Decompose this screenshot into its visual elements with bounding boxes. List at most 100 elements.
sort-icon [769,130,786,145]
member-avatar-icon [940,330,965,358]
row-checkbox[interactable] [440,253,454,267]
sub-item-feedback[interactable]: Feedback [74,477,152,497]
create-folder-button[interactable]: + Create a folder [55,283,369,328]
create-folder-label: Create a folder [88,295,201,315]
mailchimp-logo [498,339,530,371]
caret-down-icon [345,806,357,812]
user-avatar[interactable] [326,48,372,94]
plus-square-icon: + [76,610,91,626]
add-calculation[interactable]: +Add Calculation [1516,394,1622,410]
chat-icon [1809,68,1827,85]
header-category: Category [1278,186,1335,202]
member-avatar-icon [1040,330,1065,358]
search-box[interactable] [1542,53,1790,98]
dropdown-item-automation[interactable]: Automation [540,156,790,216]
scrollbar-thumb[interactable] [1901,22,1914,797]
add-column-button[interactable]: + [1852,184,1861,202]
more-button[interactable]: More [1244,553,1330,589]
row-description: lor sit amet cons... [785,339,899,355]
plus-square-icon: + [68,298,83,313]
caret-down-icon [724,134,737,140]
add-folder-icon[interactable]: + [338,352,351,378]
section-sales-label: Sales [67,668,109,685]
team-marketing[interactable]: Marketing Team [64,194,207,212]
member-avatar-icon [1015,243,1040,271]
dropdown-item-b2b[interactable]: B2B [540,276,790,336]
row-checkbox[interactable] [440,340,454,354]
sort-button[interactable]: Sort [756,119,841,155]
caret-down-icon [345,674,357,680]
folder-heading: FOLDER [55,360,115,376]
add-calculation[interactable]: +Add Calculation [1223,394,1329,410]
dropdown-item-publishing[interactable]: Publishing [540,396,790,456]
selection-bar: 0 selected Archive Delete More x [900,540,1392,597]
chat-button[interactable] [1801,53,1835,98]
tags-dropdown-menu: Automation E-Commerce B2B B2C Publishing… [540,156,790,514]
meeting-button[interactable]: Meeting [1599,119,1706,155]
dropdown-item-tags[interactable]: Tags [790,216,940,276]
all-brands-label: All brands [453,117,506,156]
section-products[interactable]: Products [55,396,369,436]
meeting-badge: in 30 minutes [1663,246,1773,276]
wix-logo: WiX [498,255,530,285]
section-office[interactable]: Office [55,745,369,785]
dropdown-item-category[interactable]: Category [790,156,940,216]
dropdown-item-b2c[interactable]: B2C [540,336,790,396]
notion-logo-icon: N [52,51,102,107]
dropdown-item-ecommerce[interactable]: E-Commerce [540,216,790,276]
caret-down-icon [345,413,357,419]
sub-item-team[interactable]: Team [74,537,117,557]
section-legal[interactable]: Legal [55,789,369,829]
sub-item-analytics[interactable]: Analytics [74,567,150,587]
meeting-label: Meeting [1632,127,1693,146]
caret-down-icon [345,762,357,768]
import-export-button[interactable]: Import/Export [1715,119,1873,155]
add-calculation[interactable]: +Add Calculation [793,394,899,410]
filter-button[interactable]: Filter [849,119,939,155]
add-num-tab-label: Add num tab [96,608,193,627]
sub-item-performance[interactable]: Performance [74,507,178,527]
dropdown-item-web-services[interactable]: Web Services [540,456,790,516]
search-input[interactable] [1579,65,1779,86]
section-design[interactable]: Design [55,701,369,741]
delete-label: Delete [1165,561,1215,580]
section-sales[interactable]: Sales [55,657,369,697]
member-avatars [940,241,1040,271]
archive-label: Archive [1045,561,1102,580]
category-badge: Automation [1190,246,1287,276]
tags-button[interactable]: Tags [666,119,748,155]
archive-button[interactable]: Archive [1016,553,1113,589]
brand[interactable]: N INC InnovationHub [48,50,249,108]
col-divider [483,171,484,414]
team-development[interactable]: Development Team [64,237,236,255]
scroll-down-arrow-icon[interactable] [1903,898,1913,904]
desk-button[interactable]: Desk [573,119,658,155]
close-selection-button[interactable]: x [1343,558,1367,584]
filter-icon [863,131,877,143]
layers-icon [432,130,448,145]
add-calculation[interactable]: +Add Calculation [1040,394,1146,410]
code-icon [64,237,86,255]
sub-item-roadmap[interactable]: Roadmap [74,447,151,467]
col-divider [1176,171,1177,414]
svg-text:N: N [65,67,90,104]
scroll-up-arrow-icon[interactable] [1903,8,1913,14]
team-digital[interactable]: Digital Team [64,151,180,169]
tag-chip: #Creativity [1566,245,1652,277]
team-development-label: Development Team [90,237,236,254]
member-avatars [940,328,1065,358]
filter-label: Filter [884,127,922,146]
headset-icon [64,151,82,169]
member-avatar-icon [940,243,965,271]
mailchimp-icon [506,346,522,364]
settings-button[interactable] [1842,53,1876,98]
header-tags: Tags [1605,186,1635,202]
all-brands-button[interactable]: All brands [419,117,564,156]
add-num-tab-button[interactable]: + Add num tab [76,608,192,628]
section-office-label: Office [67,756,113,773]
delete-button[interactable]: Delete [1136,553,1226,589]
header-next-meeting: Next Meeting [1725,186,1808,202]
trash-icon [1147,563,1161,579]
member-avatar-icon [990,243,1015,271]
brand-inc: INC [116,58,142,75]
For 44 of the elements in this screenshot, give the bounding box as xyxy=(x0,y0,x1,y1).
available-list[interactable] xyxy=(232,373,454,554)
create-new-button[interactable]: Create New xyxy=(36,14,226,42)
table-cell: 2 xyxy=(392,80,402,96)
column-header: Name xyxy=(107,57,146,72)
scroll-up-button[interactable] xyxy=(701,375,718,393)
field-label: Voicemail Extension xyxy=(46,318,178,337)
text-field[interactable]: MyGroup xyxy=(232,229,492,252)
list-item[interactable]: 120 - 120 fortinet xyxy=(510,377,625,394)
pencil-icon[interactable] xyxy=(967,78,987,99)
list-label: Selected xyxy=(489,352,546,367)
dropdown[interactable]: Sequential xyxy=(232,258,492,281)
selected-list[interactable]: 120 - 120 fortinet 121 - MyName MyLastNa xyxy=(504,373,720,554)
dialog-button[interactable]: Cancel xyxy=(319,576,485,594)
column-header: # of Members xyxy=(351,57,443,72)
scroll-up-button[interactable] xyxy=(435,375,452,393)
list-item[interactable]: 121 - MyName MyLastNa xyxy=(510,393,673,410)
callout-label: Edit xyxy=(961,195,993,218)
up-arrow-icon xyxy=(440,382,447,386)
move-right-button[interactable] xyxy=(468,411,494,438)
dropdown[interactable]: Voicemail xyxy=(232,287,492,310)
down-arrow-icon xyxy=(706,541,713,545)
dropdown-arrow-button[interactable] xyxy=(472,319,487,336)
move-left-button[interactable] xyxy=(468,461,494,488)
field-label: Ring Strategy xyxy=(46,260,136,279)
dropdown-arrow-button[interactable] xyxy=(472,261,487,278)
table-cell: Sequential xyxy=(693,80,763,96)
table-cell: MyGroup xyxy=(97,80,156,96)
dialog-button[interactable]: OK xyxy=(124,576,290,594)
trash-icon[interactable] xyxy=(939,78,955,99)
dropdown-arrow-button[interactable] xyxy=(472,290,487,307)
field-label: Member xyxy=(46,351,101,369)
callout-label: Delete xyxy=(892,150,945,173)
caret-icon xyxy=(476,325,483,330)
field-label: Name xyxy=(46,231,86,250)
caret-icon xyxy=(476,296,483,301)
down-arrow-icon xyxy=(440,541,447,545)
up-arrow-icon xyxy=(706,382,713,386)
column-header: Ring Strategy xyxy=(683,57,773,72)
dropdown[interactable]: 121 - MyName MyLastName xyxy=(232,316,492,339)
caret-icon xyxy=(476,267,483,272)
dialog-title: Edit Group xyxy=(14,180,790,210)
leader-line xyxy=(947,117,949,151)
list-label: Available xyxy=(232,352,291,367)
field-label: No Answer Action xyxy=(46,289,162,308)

━━━━━━━━━━

## WORK INSTRUCTIONS
Reproduce the material above, substituting "chevron-icon" for every occurrence of "caret-icon" and leaving everything else unchanged.

## COMPLETE OUTPUT
Decompose this screenshot into its visual elements with bounding boxes. List at most 100 elements.
sort-icon [769,130,786,145]
member-avatar-icon [940,330,965,358]
row-checkbox[interactable] [440,253,454,267]
sub-item-feedback[interactable]: Feedback [74,477,152,497]
create-folder-button[interactable]: + Create a folder [55,283,369,328]
create-folder-label: Create a folder [88,295,201,315]
mailchimp-logo [498,339,530,371]
caret-down-icon [345,806,357,812]
user-avatar[interactable] [326,48,372,94]
plus-square-icon: + [76,610,91,626]
add-calculation[interactable]: +Add Calculation [1516,394,1622,410]
chat-icon [1809,68,1827,85]
header-category: Category [1278,186,1335,202]
member-avatar-icon [1040,330,1065,358]
search-box[interactable] [1542,53,1790,98]
dropdown-item-automation[interactable]: Automation [540,156,790,216]
scrollbar-thumb[interactable] [1901,22,1914,797]
add-column-button[interactable]: + [1852,184,1861,202]
more-button[interactable]: More [1244,553,1330,589]
row-description: lor sit amet cons... [785,339,899,355]
plus-square-icon: + [68,298,83,313]
caret-down-icon [724,134,737,140]
add-folder-icon[interactable]: + [338,352,351,378]
section-sales-label: Sales [67,668,109,685]
team-marketing[interactable]: Marketing Team [64,194,207,212]
member-avatar-icon [1015,243,1040,271]
dropdown-item-b2b[interactable]: B2B [540,276,790,336]
row-checkbox[interactable] [440,340,454,354]
sort-button[interactable]: Sort [756,119,841,155]
caret-down-icon [345,674,357,680]
folder-heading: FOLDER [55,360,115,376]
add-calculation[interactable]: +Add Calculation [1223,394,1329,410]
dropdown-item-publishing[interactable]: Publishing [540,396,790,456]
selection-bar: 0 selected Archive Delete More x [900,540,1392,597]
chat-button[interactable] [1801,53,1835,98]
tags-dropdown-menu: Automation E-Commerce B2B B2C Publishing… [540,156,790,514]
meeting-button[interactable]: Meeting [1599,119,1706,155]
dropdown-item-tags[interactable]: Tags [790,216,940,276]
all-brands-label: All brands [453,117,506,156]
section-products[interactable]: Products [55,396,369,436]
meeting-badge: in 30 minutes [1663,246,1773,276]
wix-logo: WiX [498,255,530,285]
section-office[interactable]: Office [55,745,369,785]
dropdown-item-category[interactable]: Category [790,156,940,216]
dropdown-item-b2c[interactable]: B2C [540,336,790,396]
notion-logo-icon: N [52,51,102,107]
dropdown-item-ecommerce[interactable]: E-Commerce [540,216,790,276]
caret-down-icon [345,413,357,419]
sub-item-team[interactable]: Team [74,537,117,557]
section-legal[interactable]: Legal [55,789,369,829]
sub-item-analytics[interactable]: Analytics [74,567,150,587]
meeting-label: Meeting [1632,127,1693,146]
caret-down-icon [345,762,357,768]
import-export-button[interactable]: Import/Export [1715,119,1873,155]
add-calculation[interactable]: +Add Calculation [793,394,899,410]
filter-button[interactable]: Filter [849,119,939,155]
add-num-tab-label: Add num tab [96,608,193,627]
sub-item-performance[interactable]: Performance [74,507,178,527]
dropdown-item-web-services[interactable]: Web Services [540,456,790,516]
search-input[interactable] [1579,65,1779,86]
section-design[interactable]: Design [55,701,369,741]
delete-label: Delete [1165,561,1215,580]
section-sales[interactable]: Sales [55,657,369,697]
member-avatars [940,241,1040,271]
archive-label: Archive [1045,561,1102,580]
category-badge: Automation [1190,246,1287,276]
tags-button[interactable]: Tags [666,119,748,155]
archive-button[interactable]: Archive [1016,553,1113,589]
brand[interactable]: N INC InnovationHub [48,50,249,108]
col-divider [483,171,484,414]
team-development[interactable]: Development Team [64,237,236,255]
scroll-down-arrow-icon[interactable] [1903,898,1913,904]
desk-button[interactable]: Desk [573,119,658,155]
close-selection-button[interactable]: x [1343,558,1367,584]
filter-icon [863,131,877,143]
layers-icon [432,130,448,145]
add-calculation[interactable]: +Add Calculation [1040,394,1146,410]
code-icon [64,237,86,255]
sub-item-roadmap[interactable]: Roadmap [74,447,151,467]
col-divider [1176,171,1177,414]
svg-text:N: N [65,67,90,104]
scroll-up-arrow-icon[interactable] [1903,8,1913,14]
team-digital[interactable]: Digital Team [64,151,180,169]
tag-chip: #Creativity [1566,245,1652,277]
team-development-label: Development Team [90,237,236,254]
member-avatars [940,328,1065,358]
filter-label: Filter [884,127,922,146]
headset-icon [64,151,82,169]
member-avatar-icon [940,243,965,271]
mailchimp-icon [506,346,522,364]
settings-button[interactable] [1842,53,1876,98]
header-tags: Tags [1605,186,1635,202]
all-brands-button[interactable]: All brands [419,117,564,156]
add-num-tab-button[interactable]: + Add num tab [76,608,192,628]
section-office-label: Office [67,756,113,773]
delete-button[interactable]: Delete [1136,553,1226,589]
header-next-meeting: Next Meeting [1725,186,1808,202]
trash-icon [1147,563,1161,579]
member-avatar-icon [990,243,1015,271]
brand-inc: INC [116,58,142,75]
For 44 of the elements in this screenshot, give the bounding box as xyxy=(x0,y0,x1,y1).
available-list[interactable] xyxy=(232,373,454,554)
create-new-button[interactable]: Create New xyxy=(36,14,226,42)
table-cell: 2 xyxy=(392,80,402,96)
column-header: Name xyxy=(107,57,146,72)
scroll-up-button[interactable] xyxy=(701,375,718,393)
field-label: Voicemail Extension xyxy=(46,318,178,337)
text-field[interactable]: MyGroup xyxy=(232,229,492,252)
list-item[interactable]: 120 - 120 fortinet xyxy=(510,377,625,394)
pencil-icon[interactable] xyxy=(967,78,987,99)
list-label: Selected xyxy=(489,352,546,367)
dropdown[interactable]: Sequential xyxy=(232,258,492,281)
selected-list[interactable]: 120 - 120 fortinet 121 - MyName MyLastNa xyxy=(504,373,720,554)
dialog-button[interactable]: Cancel xyxy=(319,576,485,594)
column-header: # of Members xyxy=(351,57,443,72)
scroll-up-button[interactable] xyxy=(435,375,452,393)
list-item[interactable]: 121 - MyName MyLastNa xyxy=(510,393,673,410)
callout-label: Edit xyxy=(961,195,993,218)
up-arrow-icon xyxy=(440,382,447,386)
move-right-button[interactable] xyxy=(468,411,494,438)
dropdown[interactable]: Voicemail xyxy=(232,287,492,310)
down-arrow-icon xyxy=(706,541,713,545)
dropdown-arrow-button[interactable] xyxy=(472,319,487,336)
move-left-button[interactable] xyxy=(468,461,494,488)
field-label: Ring Strategy xyxy=(46,260,136,279)
dropdown-arrow-button[interactable] xyxy=(472,261,487,278)
table-cell: Sequential xyxy=(693,80,763,96)
table-cell: MyGroup xyxy=(97,80,156,96)
dialog-button[interactable]: OK xyxy=(124,576,290,594)
trash-icon[interactable] xyxy=(939,78,955,99)
dropdown-arrow-button[interactable] xyxy=(472,290,487,307)
field-label: Member xyxy=(46,351,101,369)
callout-label: Delete xyxy=(892,150,945,173)
chevron-icon xyxy=(476,325,483,330)
field-label: Name xyxy=(46,231,86,250)
chevron-icon xyxy=(476,296,483,301)
down-arrow-icon xyxy=(440,541,447,545)
up-arrow-icon xyxy=(706,382,713,386)
column-header: Ring Strategy xyxy=(683,57,773,72)
dropdown[interactable]: 121 - MyName MyLastName xyxy=(232,316,492,339)
chevron-icon xyxy=(476,267,483,272)
dialog-title: Edit Group xyxy=(14,180,790,210)
leader-line xyxy=(947,117,949,151)
list-label: Available xyxy=(232,352,291,367)
field-label: No Answer Action xyxy=(46,289,162,308)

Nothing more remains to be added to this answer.